### [Exercise goal]
In the data below, find each line containing the string "structure" and return it.

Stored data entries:
━━━━━━━━━━━━━━━━━━━━━━━━━━━━━━
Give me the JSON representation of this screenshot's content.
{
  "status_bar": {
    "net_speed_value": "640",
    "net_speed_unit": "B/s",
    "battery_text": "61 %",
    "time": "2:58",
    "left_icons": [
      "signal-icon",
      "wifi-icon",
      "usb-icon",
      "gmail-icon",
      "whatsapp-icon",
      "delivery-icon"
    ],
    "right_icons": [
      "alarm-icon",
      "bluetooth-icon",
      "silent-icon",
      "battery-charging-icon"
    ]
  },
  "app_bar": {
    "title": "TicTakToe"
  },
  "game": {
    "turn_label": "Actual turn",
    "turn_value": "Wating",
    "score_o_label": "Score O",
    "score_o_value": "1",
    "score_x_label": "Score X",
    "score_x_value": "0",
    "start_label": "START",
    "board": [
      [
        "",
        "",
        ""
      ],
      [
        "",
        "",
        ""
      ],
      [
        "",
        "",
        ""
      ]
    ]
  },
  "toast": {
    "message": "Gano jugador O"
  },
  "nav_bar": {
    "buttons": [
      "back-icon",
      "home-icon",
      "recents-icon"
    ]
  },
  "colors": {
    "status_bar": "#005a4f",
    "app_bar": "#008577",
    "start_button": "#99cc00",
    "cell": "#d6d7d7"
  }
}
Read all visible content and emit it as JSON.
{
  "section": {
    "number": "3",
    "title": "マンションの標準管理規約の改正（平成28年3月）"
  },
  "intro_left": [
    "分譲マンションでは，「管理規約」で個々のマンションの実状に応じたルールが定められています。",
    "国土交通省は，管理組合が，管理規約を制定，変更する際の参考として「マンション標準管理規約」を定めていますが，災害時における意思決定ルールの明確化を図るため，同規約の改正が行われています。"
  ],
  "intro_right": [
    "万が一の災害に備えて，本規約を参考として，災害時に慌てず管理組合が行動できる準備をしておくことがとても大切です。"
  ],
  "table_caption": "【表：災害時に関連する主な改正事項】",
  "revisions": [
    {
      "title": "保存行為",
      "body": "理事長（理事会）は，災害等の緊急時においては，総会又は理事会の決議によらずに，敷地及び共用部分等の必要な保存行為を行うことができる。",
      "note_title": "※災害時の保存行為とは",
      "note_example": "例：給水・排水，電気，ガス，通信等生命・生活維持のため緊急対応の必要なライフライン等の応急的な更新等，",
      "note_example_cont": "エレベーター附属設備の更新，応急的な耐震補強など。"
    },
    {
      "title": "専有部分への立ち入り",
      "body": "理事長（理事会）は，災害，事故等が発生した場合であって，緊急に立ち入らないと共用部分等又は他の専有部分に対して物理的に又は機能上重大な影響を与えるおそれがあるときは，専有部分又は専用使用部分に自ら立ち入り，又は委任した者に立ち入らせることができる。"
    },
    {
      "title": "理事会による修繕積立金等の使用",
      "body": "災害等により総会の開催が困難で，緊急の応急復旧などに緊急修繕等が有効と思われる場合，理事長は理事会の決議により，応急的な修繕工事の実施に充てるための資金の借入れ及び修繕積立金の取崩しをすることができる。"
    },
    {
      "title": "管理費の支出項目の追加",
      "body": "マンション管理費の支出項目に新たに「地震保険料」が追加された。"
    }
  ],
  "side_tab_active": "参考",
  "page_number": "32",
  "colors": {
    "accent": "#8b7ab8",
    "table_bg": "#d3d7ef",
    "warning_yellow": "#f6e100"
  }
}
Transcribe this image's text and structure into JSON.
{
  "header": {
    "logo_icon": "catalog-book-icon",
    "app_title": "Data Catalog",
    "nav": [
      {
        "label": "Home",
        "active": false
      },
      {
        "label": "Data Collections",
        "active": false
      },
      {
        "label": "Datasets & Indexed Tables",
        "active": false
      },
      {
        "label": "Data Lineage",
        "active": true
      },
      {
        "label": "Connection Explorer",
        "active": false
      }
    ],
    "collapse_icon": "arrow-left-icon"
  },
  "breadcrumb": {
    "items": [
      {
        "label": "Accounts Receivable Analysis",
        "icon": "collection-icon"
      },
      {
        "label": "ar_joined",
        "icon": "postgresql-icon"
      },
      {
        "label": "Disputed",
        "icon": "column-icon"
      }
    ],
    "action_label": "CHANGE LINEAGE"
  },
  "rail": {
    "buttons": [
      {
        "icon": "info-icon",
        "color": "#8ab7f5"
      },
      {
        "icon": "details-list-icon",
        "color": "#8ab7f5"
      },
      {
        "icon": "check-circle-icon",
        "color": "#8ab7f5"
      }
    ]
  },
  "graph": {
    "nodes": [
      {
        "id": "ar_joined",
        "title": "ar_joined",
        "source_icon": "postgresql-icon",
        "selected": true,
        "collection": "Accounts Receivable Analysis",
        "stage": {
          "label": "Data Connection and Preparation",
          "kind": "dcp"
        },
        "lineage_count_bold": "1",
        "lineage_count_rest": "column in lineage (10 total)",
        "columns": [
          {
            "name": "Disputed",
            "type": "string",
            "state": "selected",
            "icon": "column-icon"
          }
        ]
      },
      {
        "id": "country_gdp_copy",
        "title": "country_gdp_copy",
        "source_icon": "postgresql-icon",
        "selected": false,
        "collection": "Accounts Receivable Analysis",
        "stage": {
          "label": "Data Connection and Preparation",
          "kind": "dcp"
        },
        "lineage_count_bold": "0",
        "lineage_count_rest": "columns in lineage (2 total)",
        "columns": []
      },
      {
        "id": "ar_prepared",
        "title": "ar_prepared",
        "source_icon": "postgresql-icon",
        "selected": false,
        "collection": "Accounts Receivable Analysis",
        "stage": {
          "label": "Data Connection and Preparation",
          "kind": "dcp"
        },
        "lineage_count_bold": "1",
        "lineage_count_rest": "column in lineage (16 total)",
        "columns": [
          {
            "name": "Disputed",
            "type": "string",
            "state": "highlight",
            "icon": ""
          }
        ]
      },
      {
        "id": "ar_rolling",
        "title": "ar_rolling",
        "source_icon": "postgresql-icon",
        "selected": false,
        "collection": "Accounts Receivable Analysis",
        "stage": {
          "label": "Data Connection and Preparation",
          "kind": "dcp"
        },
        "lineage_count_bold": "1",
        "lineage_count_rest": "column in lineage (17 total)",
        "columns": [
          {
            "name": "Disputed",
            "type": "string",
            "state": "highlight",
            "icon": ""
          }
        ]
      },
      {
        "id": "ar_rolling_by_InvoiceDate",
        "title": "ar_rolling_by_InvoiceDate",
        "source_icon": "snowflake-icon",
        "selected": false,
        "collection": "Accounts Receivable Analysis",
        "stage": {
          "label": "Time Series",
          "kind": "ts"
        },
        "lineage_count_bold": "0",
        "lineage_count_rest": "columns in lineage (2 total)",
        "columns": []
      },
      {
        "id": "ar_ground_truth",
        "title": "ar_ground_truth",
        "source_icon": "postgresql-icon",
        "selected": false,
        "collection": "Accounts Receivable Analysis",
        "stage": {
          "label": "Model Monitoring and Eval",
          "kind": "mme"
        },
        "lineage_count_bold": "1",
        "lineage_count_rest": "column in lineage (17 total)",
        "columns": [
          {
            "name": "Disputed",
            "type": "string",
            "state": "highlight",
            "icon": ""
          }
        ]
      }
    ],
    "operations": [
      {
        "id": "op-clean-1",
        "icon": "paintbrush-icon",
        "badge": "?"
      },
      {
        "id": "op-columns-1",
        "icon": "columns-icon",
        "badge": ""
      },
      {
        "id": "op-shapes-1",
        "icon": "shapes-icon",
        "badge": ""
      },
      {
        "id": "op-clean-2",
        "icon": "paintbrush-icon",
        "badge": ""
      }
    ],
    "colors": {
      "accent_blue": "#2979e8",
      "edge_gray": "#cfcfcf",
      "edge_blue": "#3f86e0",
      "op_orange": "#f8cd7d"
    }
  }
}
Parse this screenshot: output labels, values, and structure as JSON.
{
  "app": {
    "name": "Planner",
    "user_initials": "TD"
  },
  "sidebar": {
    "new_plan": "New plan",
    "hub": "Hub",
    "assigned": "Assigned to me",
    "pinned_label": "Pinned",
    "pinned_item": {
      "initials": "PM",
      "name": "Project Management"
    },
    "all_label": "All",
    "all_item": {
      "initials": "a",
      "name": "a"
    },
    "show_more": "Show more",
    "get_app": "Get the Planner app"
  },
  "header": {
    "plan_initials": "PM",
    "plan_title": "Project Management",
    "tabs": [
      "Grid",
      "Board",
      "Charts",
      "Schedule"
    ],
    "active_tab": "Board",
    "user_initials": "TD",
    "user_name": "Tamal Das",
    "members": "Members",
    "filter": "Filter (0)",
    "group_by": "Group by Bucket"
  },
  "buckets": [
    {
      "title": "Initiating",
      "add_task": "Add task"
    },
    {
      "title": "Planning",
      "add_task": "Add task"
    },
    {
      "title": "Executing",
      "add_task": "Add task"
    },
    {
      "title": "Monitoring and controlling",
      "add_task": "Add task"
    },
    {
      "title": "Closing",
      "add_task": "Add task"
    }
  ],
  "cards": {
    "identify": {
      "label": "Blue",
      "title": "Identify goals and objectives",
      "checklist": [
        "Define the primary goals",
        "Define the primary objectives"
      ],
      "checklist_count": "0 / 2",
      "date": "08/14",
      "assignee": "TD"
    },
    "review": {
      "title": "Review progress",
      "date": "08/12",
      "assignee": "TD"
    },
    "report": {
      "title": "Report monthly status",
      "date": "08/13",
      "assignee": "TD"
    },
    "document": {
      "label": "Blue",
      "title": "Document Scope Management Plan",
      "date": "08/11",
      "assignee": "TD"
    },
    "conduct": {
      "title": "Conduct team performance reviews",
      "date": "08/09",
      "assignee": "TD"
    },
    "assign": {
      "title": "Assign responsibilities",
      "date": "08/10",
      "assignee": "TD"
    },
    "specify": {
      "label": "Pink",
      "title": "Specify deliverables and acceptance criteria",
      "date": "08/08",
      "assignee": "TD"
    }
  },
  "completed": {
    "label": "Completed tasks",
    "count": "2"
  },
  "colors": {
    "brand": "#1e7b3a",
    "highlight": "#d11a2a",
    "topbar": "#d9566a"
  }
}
━━━━━━━━━━━━━━━━━━━━━━━━━━━━━━
### [Written answer]
Transcribe this image's text and structure into JSON.
Parse this screenshot: output labels, values, and structure as JSON.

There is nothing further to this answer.